--- GIVEN DATA ---
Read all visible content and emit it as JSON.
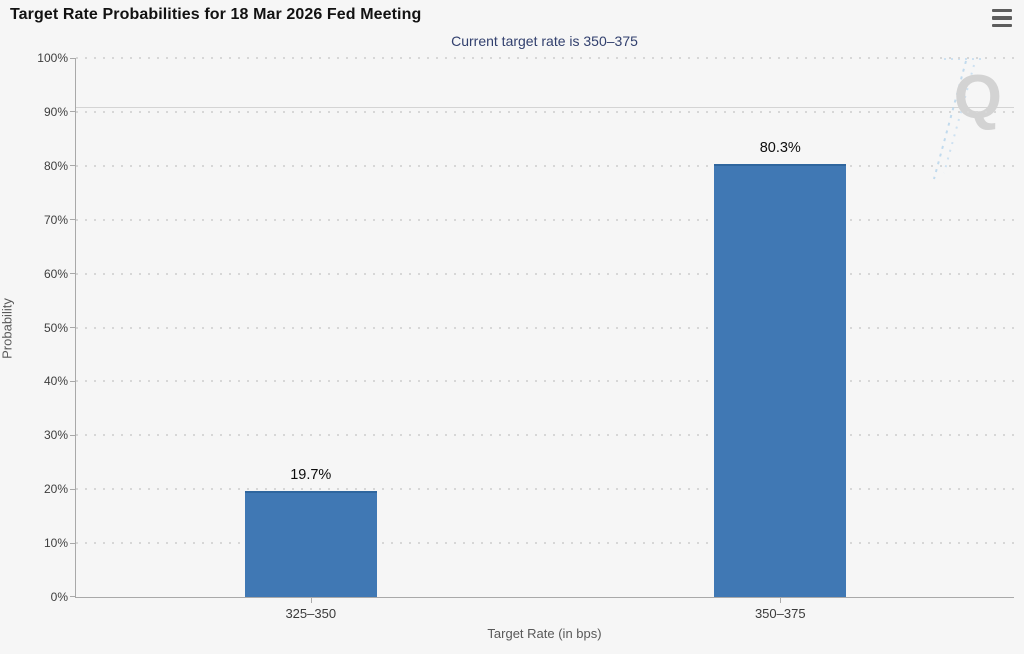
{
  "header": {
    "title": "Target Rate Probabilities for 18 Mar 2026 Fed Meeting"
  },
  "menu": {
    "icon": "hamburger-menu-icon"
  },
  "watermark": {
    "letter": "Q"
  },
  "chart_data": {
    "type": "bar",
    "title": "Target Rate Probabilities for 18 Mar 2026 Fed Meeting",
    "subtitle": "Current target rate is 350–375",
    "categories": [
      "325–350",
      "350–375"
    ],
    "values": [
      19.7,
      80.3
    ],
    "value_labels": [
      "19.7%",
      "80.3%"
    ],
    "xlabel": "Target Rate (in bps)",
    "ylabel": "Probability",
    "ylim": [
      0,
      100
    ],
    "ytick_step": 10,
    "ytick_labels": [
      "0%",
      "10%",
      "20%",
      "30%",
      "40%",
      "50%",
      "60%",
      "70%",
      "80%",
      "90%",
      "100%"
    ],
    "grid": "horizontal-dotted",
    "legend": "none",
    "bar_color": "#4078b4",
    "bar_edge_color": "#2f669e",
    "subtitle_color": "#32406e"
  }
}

--- WRITTEN PROBLEM ---
Look through the data above. Copy every line with the string "Meeting" in it.

--- THE ANSWER ---
    "title": "Target Rate Probabilities for 18 Mar 2026 Fed Meeting"
    "title": "Target Rate Probabilities for 18 Mar 2026 Fed Meeting",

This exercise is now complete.